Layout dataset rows
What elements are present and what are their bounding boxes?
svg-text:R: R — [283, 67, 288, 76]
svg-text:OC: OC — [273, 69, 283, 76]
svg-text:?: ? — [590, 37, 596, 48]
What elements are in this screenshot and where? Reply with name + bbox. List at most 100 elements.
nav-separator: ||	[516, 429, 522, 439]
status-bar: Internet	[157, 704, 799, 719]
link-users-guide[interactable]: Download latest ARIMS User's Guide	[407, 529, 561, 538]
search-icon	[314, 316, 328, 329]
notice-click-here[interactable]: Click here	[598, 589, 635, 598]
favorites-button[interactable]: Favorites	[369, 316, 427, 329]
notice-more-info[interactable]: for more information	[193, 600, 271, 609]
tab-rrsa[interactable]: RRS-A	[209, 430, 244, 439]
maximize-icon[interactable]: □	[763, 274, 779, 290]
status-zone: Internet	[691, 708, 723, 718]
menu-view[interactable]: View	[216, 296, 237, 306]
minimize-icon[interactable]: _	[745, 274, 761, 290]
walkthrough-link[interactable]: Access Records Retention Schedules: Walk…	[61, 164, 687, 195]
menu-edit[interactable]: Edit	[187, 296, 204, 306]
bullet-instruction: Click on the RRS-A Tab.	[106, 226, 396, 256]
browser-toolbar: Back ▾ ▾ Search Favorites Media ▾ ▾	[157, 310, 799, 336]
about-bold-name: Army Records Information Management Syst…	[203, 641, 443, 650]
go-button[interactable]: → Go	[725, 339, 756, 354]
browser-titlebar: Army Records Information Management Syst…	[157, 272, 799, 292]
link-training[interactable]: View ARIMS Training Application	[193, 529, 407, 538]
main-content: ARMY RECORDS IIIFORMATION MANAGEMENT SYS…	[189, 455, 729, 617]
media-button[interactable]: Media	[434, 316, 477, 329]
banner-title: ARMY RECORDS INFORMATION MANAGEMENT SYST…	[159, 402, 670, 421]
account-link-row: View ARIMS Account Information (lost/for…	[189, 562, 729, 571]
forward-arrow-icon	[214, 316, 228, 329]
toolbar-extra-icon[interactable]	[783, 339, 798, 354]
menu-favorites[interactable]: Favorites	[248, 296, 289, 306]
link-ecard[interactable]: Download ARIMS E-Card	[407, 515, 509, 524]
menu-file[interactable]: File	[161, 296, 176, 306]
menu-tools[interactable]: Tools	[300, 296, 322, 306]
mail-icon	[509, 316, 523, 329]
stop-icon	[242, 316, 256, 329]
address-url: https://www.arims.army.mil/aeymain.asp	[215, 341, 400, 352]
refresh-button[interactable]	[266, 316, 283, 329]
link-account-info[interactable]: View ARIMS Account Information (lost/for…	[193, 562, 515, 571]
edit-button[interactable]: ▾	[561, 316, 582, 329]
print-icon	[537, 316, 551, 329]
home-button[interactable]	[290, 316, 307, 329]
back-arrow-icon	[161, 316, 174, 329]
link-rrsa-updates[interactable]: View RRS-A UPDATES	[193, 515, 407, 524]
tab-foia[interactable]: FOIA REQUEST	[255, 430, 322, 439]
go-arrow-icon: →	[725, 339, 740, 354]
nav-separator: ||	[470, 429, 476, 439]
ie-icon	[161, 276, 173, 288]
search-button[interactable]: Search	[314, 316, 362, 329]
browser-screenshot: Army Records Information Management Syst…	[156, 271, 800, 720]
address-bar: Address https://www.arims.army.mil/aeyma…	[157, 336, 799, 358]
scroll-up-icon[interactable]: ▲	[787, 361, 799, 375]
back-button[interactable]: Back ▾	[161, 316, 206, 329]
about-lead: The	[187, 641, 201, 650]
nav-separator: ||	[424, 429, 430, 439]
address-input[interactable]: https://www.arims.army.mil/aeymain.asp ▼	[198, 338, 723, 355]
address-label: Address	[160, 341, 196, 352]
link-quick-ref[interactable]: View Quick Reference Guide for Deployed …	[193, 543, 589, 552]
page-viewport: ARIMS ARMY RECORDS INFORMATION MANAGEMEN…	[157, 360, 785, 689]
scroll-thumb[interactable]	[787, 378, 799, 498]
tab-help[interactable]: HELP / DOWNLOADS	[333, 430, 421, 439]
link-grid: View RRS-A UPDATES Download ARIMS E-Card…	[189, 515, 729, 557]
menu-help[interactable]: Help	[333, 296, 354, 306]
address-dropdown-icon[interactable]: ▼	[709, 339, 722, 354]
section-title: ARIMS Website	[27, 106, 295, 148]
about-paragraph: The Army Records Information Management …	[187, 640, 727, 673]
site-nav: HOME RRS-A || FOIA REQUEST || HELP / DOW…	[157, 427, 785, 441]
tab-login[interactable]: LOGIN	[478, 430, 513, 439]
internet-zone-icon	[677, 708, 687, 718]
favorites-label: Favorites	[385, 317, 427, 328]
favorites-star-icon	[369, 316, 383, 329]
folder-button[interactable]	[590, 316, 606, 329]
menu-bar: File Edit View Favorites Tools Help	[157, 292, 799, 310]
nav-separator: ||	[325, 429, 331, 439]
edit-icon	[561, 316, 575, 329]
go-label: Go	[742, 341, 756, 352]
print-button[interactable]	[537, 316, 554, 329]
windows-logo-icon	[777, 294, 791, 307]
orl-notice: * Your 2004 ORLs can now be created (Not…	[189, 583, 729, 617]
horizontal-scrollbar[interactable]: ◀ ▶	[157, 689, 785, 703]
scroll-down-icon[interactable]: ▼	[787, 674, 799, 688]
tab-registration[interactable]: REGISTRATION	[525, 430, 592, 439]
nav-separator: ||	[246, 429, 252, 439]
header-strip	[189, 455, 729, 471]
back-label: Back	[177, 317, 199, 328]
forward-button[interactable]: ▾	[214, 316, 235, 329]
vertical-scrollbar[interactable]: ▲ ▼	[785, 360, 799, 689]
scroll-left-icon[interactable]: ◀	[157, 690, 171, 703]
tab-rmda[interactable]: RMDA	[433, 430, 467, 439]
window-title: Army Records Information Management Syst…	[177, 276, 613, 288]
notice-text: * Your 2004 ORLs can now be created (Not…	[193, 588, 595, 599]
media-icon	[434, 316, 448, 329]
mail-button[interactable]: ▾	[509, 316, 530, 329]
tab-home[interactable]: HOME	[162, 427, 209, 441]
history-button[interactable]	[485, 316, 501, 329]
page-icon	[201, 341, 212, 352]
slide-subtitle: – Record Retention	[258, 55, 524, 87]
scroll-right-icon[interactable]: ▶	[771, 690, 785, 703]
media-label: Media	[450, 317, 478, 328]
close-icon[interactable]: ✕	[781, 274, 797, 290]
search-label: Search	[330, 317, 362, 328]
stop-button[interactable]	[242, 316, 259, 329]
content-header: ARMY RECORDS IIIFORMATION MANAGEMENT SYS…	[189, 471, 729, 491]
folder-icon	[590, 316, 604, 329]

* [Set exercise] Please rewrite these rows as a JSON list of strings, one string per line, leaving out blank lines.

* [Output below]
[
  "What elements are present and what are their bounding boxes?",
  "svg-text:R: R — [283, 67, 288, 76]",
  "svg-text:OC: OC — [273, 69, 283, 76]",
  "svg-text:?: ? — [590, 37, 596, 48]",
  "What elements are in this screenshot and where? Reply with name + bbox. List at most 100 elements.",
  "nav-separator: ||\t[516, 429, 522, 439]",
  "status-bar: Internet\t[157, 704, 799, 719]",
  "link-users-guide[interactable]: Download latest ARIMS User's Guide\t[407, 529, 561, 538]",
  "search-icon\t[314, 316, 328, 329]",
  "notice-click-here[interactable]: Click here\t[598, 589, 635, 598]",
  "favorites-button[interactable]: Favorites\t[369, 316, 427, 329]",
  "notice-more-info[interactable]: for more information\t[193, 600, 271, 609]",
  "tab-rrsa[interactable]: RRS-A\t[209, 430, 244, 439]",
  "maximize-icon[interactable]: □\t[763, 274, 779, 290]",
  "status-zone: Internet\t[691, 708, 723, 718]",
  "menu-view[interactable]: View\t[216, 296, 237, 306]",
  "minimize-icon[interactable]: _\t[745, 274, 761, 290]",
  "walkthrough-link[interactable]: Access Records Retention Schedules: Walk…\t[61, 164, 687, 195]",
  "menu-edit[interactable]: Edit\t[187, 296, 204, 306]",
  "bullet-instruction: Click on the RRS-A Tab.\t[106, 226, 396, 256]",
  "browser-toolbar: Back ▾ ▾ Search Favorites Media ▾ ▾\t[157, 310, 799, 336]",
  "about-bold-name: Army Records Information Management Syst…\t[203, 641, 443, 650]",
  "go-button[interactable]: → Go\t[725, 339, 756, 354]",
  "browser-titlebar: Army Records Information Management Syst…\t[157, 272, 799, 292]",
  "link-training[interactable]: View ARIMS Training Application\t[193, 529, 407, 538]",
  "main-content: ARMY RECORDS IIIFORMATION MANAGEMENT SYS…\t[189, 455, 729, 617]",
  "media-button[interactable]: Media\t[434, 316, 477, 329]",
  "banner-title: ARMY RECORDS INFORMATION MANAGEMENT SYST…\t[159, 402, 670, 421]",
  "account-link-row: View ARIMS Account Information (lost/for…\t[189, 562, 729, 571]",
  "forward-arrow-icon\t[214, 316, 228, 329]",
  "toolbar-extra-icon[interactable]\t[783, 339, 798, 354]",
  "menu-favorites[interactable]: Favorites\t[248, 296, 289, 306]",
  "link-ecard[interactable]: Download ARIMS E-Card\t[407, 515, 509, 524]",
  "menu-file[interactable]: File\t[161, 296, 176, 306]",
  "menu-tools[interactable]: Tools\t[300, 296, 322, 306]",
  "mail-icon\t[509, 316, 523, 329]",
  "stop-icon\t[242, 316, 256, 329]",
  "address-url: https://www.arims.army.mil/aeymain.asp\t[215, 341, 400, 352]",
  "refresh-button[interactable]\t[266, 316, 283, 329]",
  "link-account-info[interactable]: View ARIMS Account Information (lost/for…\t[193, 562, 515, 571]",
  "edit-button[interactable]: ▾\t[561, 316, 582, 329]",
  "print-icon\t[537, 316, 551, 329]",
  "home-button[interactable]\t[290, 316, 307, 329]",
  "back-arrow-icon\t[161, 316, 174, 329]",
  "link-rrsa-updates[interactable]: View RRS-A UPDATES\t[193, 515, 407, 524]",
  "tab-foia[interactable]: FOIA REQUEST\t[255, 430, 322, 439]",
  "go-arrow-icon: →\t[725, 339, 740, 354]",
  "nav-separator: ||\t[470, 429, 476, 439]",
  "ie-icon\t[161, 276, 173, 288]",
  "search-button[interactable]: Search\t[314, 316, 362, 329]",
  "browser-screenshot: Army Records Information Management Syst…\t[156, 271, 800, 720]",
  "address-bar: Address https://www.arims.army.mil/aeyma…\t[157, 336, 799, 358]",
  "scroll-up-icon[interactable]: ▲\t[787, 361, 799, 375]",
  "back-button[interactable]: Back ▾\t[161, 316, 206, 329]",
  "about-lead: The\t[187, 641, 201, 650]",
  "nav-separator: ||\t[424, 429, 430, 439]",
  "address-input[interactable]: https://www.arims.army.mil/aeymain.asp ▼\t[198, 338, 723, 355]",
  "address-label: Address\t[160, 341, 196, 352]",
  "link-quick-ref[interactable]: View Quick Reference Guide for Deployed …\t[193, 543, 589, 552]",
  "page-viewport: ARIMS ARMY RECORDS INFORMATION MANAGEMEN…\t[157, 360, 785, 689]",
  "scroll-thumb[interactable]\t[787, 378, 799, 498]",
  "tab-help[interactable]: HELP / DOWNLOADS\t[333, 430, 421, 439]",
  "link-grid: View RRS-A UPDATES Download ARIMS E-Card…\t[189, 515, 729, 557]",
  "menu-help[interactable]: Help\t[333, 296, 354, 306]",
  "address-dropdown-icon[interactable]: ▼\t[709, 339, 722, 354]",
  "section-title: ARIMS Website\t[27, 106, 295, 148]",
  "about-paragraph: The Army Records Information Management …\t[187, 640, 727, 673]",
  "site-nav: HOME RRS-A || FOIA REQUEST || HELP / DOW…\t[157, 427, 785, 441]",
  "tab-login[interactable]: LOGIN\t[478, 430, 513, 439]",
  "internet-zone-icon\t[677, 708, 687, 718]",
  "favorites-label: Favorites\t[385, 317, 427, 328]",
  "favorites-star-icon\t[369, 316, 383, 329]",
  "folder-button[interactable]\t[590, 316, 606, 329]",
  "menu-bar: File Edit View Favorites Tools Help\t[157, 292, 799, 310]",
  "nav-separator: ||\t[325, 429, 331, 439]",
  "edit-icon\t[561, 316, 575, 329]",
  "go-label: Go\t[742, 341, 756, 352]",
  "print-button[interactable]\t[537, 316, 554, 329]",
  "windows-logo-icon\t[777, 294, 791, 307]",
  "orl-notice: * Your 2004 ORLs can now be created (Not…\t[189, 583, 729, 617]",
  "horizontal-scrollbar[interactable]: ◀ ▶\t[157, 689, 785, 703]",
  "scroll-down-icon[interactable]: ▼\t[787, 674, 799, 688]",
  "tab-registration[interactable]: REGISTRATION\t[525, 430, 592, 439]",
  "nav-separator: ||\t[246, 429, 252, 439]",
  "header-strip\t[189, 455, 729, 471]",
  "back-label: Back\t[177, 317, 199, 328]",
  "forward-button[interactable]: ▾\t[214, 316, 235, 329]",
  "vertical-scrollbar[interactable]: ▲ ▼\t[785, 360, 799, 689]",
  "scroll-left-icon[interactable]: ◀\t[157, 690, 171, 703]",
  "tab-rmda[interactable]: RMDA\t[433, 430, 467, 439]",
  "window-title: Army Records Information Management Syst…\t[177, 276, 613, 288]",
  "notice-text: * Your 2004 ORLs can now be created (Not…\t[193, 588, 595, 599]",
  "media-icon\t[434, 316, 448, 329]",
  "mail-button[interactable]: ▾\t[509, 316, 530, 329]",
  "tab-home[interactable]: HOME\t[162, 427, 209, 441]",
  "history-button[interactable]\t[485, 316, 501, 329]",
  "page-icon\t[201, 341, 212, 352]",
  "slide-subtitle: – Record Retention\t[258, 55, 524, 87]",
  "scroll-right-icon[interactable]: ▶\t[771, 690, 785, 703]",
  "media-label: Media\t[450, 317, 478, 328]",
  "close-icon[interactable]: ✕\t[781, 274, 797, 290]",
  "search-label: Search\t[330, 317, 362, 328]",
  "stop-button[interactable]\t[242, 316, 259, 329]",
  "content-header: ARMY RECORDS IIIFORMATION MANAGEMENT SYS…\t[189, 471, 729, 491]",
  "folder-icon\t[590, 316, 604, 329]"
]